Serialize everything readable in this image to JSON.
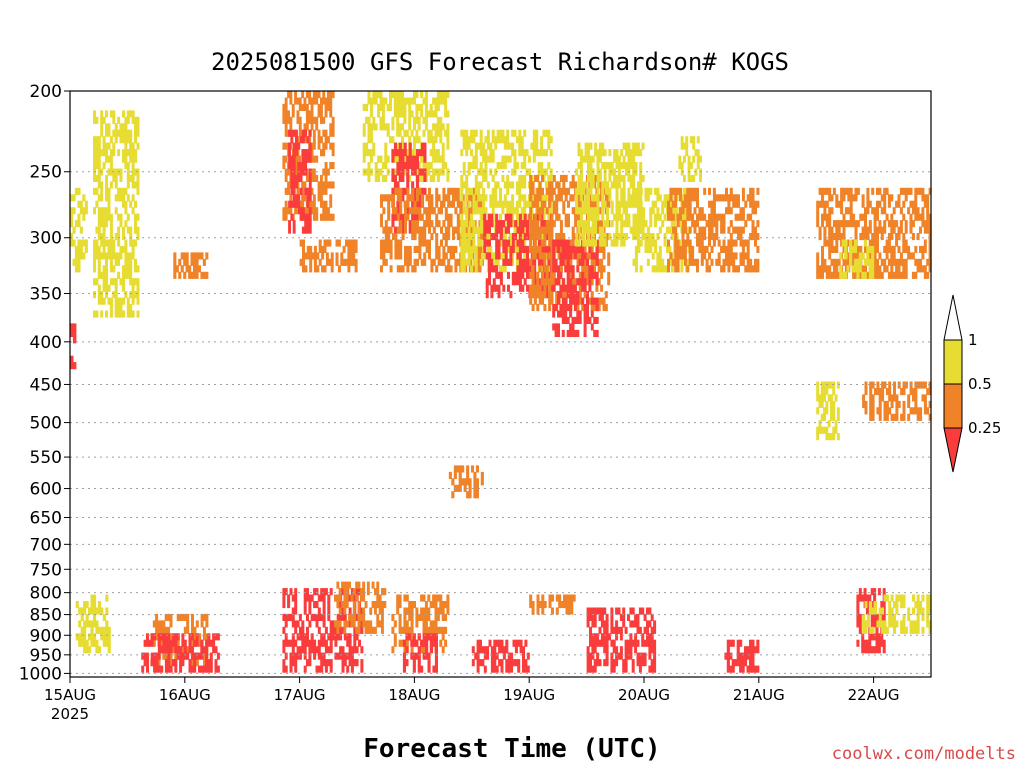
{
  "chart_data": {
    "type": "heatmap",
    "title": "2025081500 GFS Forecast Richardson# KOGS",
    "xlabel": "Forecast Time (UTC)",
    "ylabel": "",
    "x_ticks": [
      "15AUG",
      "16AUG",
      "17AUG",
      "18AUG",
      "19AUG",
      "20AUG",
      "21AUG",
      "22AUG"
    ],
    "x_year": "2025",
    "xlim_days": [
      0,
      7.5
    ],
    "y_ticks": [
      200,
      250,
      300,
      350,
      400,
      450,
      500,
      550,
      600,
      650,
      700,
      750,
      800,
      850,
      900,
      950,
      1000
    ],
    "ylim_hpa": [
      200,
      1010
    ],
    "y_scale": "log",
    "grid": true,
    "legend": {
      "position": "right",
      "levels": [
        {
          "label": "1",
          "color": "#ffffff"
        },
        {
          "label": "0.5",
          "color": "#e6dc32"
        },
        {
          "label": "0.25",
          "color": "#f08228"
        },
        {
          "label": "",
          "color": "#fa3c3c"
        }
      ],
      "boundary_labels": [
        "1",
        "0.5",
        "0.25"
      ]
    },
    "colors": {
      "lt_025": "#fa3c3c",
      "025_05": "#f08228",
      "05_1": "#e6dc32",
      "ground": "#a05028"
    },
    "regions": [
      {
        "cls": 2,
        "t": [
          0.05,
          0.35
        ],
        "p": [
          800,
          950
        ]
      },
      {
        "cls": 1,
        "t": [
          0.7,
          1.2
        ],
        "p": [
          840,
          980
        ]
      },
      {
        "cls": 0,
        "t": [
          0.6,
          1.3
        ],
        "p": [
          880,
          1000
        ]
      },
      {
        "cls": 2,
        "t": [
          0.0,
          0.15
        ],
        "p": [
          260,
          330
        ]
      },
      {
        "cls": 0,
        "t": [
          0.0,
          0.05
        ],
        "p": [
          380,
          450
        ]
      },
      {
        "cls": 2,
        "t": [
          0.2,
          0.6
        ],
        "p": [
          210,
          380
        ]
      },
      {
        "cls": 1,
        "t": [
          0.9,
          1.2
        ],
        "p": [
          310,
          340
        ]
      },
      {
        "cls": 1,
        "t": [
          1.85,
          2.3
        ],
        "p": [
          200,
          290
        ]
      },
      {
        "cls": 0,
        "t": [
          1.9,
          2.1
        ],
        "p": [
          220,
          300
        ]
      },
      {
        "cls": 1,
        "t": [
          2.0,
          2.5
        ],
        "p": [
          300,
          330
        ]
      },
      {
        "cls": 0,
        "t": [
          1.85,
          2.55
        ],
        "p": [
          780,
          1000
        ]
      },
      {
        "cls": 1,
        "t": [
          2.3,
          2.75
        ],
        "p": [
          770,
          900
        ]
      },
      {
        "cls": 2,
        "t": [
          2.55,
          3.3
        ],
        "p": [
          200,
          260
        ]
      },
      {
        "cls": 0,
        "t": [
          2.8,
          3.1
        ],
        "p": [
          230,
          300
        ]
      },
      {
        "cls": 1,
        "t": [
          2.7,
          3.6
        ],
        "p": [
          260,
          330
        ]
      },
      {
        "cls": 1,
        "t": [
          3.3,
          3.6
        ],
        "p": [
          560,
          620
        ]
      },
      {
        "cls": 1,
        "t": [
          2.8,
          3.3
        ],
        "p": [
          800,
          950
        ]
      },
      {
        "cls": 0,
        "t": [
          2.9,
          3.2
        ],
        "p": [
          880,
          1000
        ]
      },
      {
        "cls": 2,
        "t": [
          3.4,
          4.2
        ],
        "p": [
          220,
          330
        ]
      },
      {
        "cls": 0,
        "t": [
          3.6,
          4.2
        ],
        "p": [
          280,
          360
        ]
      },
      {
        "cls": 1,
        "t": [
          4.0,
          4.7
        ],
        "p": [
          250,
          370
        ]
      },
      {
        "cls": 0,
        "t": [
          4.2,
          4.6
        ],
        "p": [
          300,
          400
        ]
      },
      {
        "cls": 2,
        "t": [
          4.4,
          5.0
        ],
        "p": [
          230,
          310
        ]
      },
      {
        "cls": 0,
        "t": [
          3.5,
          4.0
        ],
        "p": [
          900,
          1000
        ]
      },
      {
        "cls": 1,
        "t": [
          4.0,
          4.4
        ],
        "p": [
          790,
          860
        ]
      },
      {
        "cls": 0,
        "t": [
          4.5,
          5.1
        ],
        "p": [
          820,
          1000
        ]
      },
      {
        "cls": 2,
        "t": [
          4.9,
          5.4
        ],
        "p": [
          260,
          330
        ]
      },
      {
        "cls": 1,
        "t": [
          5.2,
          6.0
        ],
        "p": [
          260,
          330
        ]
      },
      {
        "cls": 2,
        "t": [
          5.3,
          5.5
        ],
        "p": [
          225,
          260
        ]
      },
      {
        "cls": 0,
        "t": [
          5.7,
          6.0
        ],
        "p": [
          900,
          1000
        ]
      },
      {
        "cls": 1,
        "t": [
          6.5,
          7.5
        ],
        "p": [
          260,
          340
        ]
      },
      {
        "cls": 2,
        "t": [
          6.7,
          7.0
        ],
        "p": [
          300,
          340
        ]
      },
      {
        "cls": 0,
        "t": [
          6.85,
          7.1
        ],
        "p": [
          780,
          960
        ]
      },
      {
        "cls": 2,
        "t": [
          6.9,
          7.5
        ],
        "p": [
          800,
          900
        ]
      },
      {
        "cls": 1,
        "t": [
          6.9,
          7.5
        ],
        "p": [
          440,
          500
        ]
      },
      {
        "cls": 2,
        "t": [
          6.5,
          6.7
        ],
        "p": [
          440,
          530
        ]
      }
    ]
  },
  "watermark": "coolwx.com/modelts"
}
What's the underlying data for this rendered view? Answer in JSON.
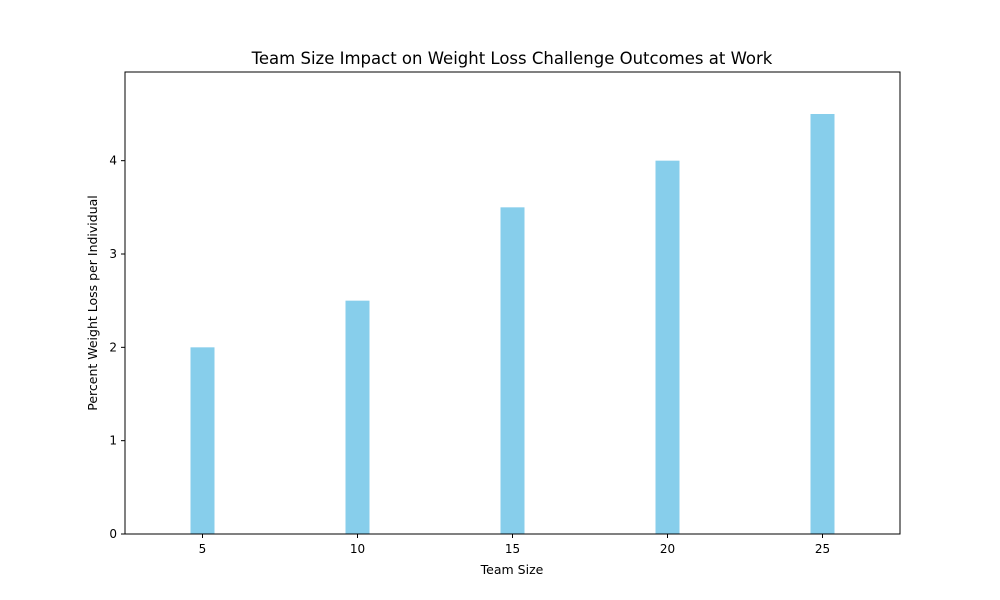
{
  "chart_data": {
    "type": "bar",
    "title": "Team Size Impact on Weight Loss Challenge Outcomes at Work",
    "xlabel": "Team Size",
    "ylabel": "Percent Weight Loss per Individual",
    "x": [
      5,
      10,
      15,
      20,
      25
    ],
    "values": [
      2.0,
      2.5,
      3.5,
      4.0,
      4.5
    ],
    "x_ticks": [
      "5",
      "10",
      "15",
      "20",
      "25"
    ],
    "y_ticks": [
      "0",
      "1",
      "2",
      "3",
      "4"
    ],
    "xlim": [
      2.5,
      27.5
    ],
    "ylim": [
      0,
      4.95
    ],
    "bar_color": "#87CEEB",
    "grid": false,
    "legend": "none"
  }
}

What to do:
Show the lines that mention the word "ylabel".

Answer for the task:
    "ylabel": "",
    "ylabel": "Percent Weight Loss per Individual",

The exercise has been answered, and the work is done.